## Short problem:
Copy every line of the data exactly, leaving nothing out.

[Dataset entries]
>>>>

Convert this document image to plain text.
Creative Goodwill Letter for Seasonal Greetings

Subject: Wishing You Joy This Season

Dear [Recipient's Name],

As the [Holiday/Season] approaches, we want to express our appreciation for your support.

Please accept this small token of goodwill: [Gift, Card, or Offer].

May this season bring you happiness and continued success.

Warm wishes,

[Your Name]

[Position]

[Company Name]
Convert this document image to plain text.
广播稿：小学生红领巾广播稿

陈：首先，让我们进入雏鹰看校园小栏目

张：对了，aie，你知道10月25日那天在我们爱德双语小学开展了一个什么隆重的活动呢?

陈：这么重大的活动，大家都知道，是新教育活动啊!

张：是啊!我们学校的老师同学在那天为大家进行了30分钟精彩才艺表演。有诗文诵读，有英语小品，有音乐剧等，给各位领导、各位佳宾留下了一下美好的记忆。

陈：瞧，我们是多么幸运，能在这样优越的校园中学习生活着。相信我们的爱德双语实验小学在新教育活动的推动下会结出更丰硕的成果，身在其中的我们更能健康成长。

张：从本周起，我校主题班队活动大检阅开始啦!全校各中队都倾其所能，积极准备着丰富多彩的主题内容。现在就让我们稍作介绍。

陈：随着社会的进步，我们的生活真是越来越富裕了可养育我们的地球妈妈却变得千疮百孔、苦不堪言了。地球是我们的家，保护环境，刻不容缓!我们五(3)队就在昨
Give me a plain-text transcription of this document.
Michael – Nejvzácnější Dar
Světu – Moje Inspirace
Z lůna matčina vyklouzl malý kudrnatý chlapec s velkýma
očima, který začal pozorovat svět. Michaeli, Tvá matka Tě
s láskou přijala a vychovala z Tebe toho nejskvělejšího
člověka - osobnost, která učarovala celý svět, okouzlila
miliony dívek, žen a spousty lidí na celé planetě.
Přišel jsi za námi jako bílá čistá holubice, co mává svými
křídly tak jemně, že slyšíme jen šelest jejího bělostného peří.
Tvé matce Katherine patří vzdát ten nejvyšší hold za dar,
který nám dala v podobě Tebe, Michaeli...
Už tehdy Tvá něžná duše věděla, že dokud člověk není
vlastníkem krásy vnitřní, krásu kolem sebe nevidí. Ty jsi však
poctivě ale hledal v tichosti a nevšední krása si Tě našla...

<<<<

## Result of the exercise:
Convert this document image to plain text.
Creative Goodwill Letter for Seasonal Greetings

Subject: Wishing You Joy This Season

Dear [Recipient's Name],

As the [Holiday/Season] approaches, we want to express our appreciation for your support.

Please accept this small token of goodwill: [Gift, Card, or Offer].

May this season bring you happiness and continued success.

Warm wishes,

[Your Name]

[Position]

[Company Name]
Convert this document image to plain text.
广播稿：小学生红领巾广播稿

陈：首先，让我们进入雏鹰看校园小栏目

张：对了，aie，你知道10月25日那天在我们爱德双语小学开展了一个什么隆重的活动呢?

陈：这么重大的活动，大家都知道，是新教育活动啊!

张：是啊!我们学校的老师同学在那天为大家进行了30分钟精彩才艺表演。有诗文诵读，有英语小品，有音乐剧等，给各位领导、各位佳宾留下了一下美好的记忆。

陈：瞧，我们是多么幸运，能在这样优越的校园中学习生活着。相信我们的爱德双语实验小学在新教育活动的推动下会结出更丰硕的成果，身在其中的我们更能健康成长。

张：从本周起，我校主题班队活动大检阅开始啦!全校各中队都倾其所能，积极准备着丰富多彩的主题内容。现在就让我们稍作介绍。

陈：随着社会的进步，我们的生活真是越来越富裕了可养育我们的地球妈妈却变得千疮百孔、苦不堪言了。地球是我们的家，保护环境，刻不容缓!我们五(3)队就在昨
Give me a plain-text transcription of this document.
Michael – Nejvzácnější Dar
Světu – Moje Inspirace
Z lůna matčina vyklouzl malý kudrnatý chlapec s velkýma
očima, který začal pozorovat svět. Michaeli, Tvá matka Tě
s láskou přijala a vychovala z Tebe toho nejskvělejšího
člověka - osobnost, která učarovala celý svět, okouzlila
miliony dívek, žen a spousty lidí na celé planetě.
Přišel jsi za námi jako bílá čistá holubice, co mává svými
křídly tak jemně, že slyšíme jen šelest jejího bělostného peří.
Tvé matce Katherine patří vzdát ten nejvyšší hold za dar,
který nám dala v podobě Tebe, Michaeli...
Už tehdy Tvá něžná duše věděla, že dokud člověk není
vlastníkem krásy vnitřní, krásu kolem sebe nevidí. Ty jsi však
poctivě ale hledal v tichosti a nevšední krása si Tě našla...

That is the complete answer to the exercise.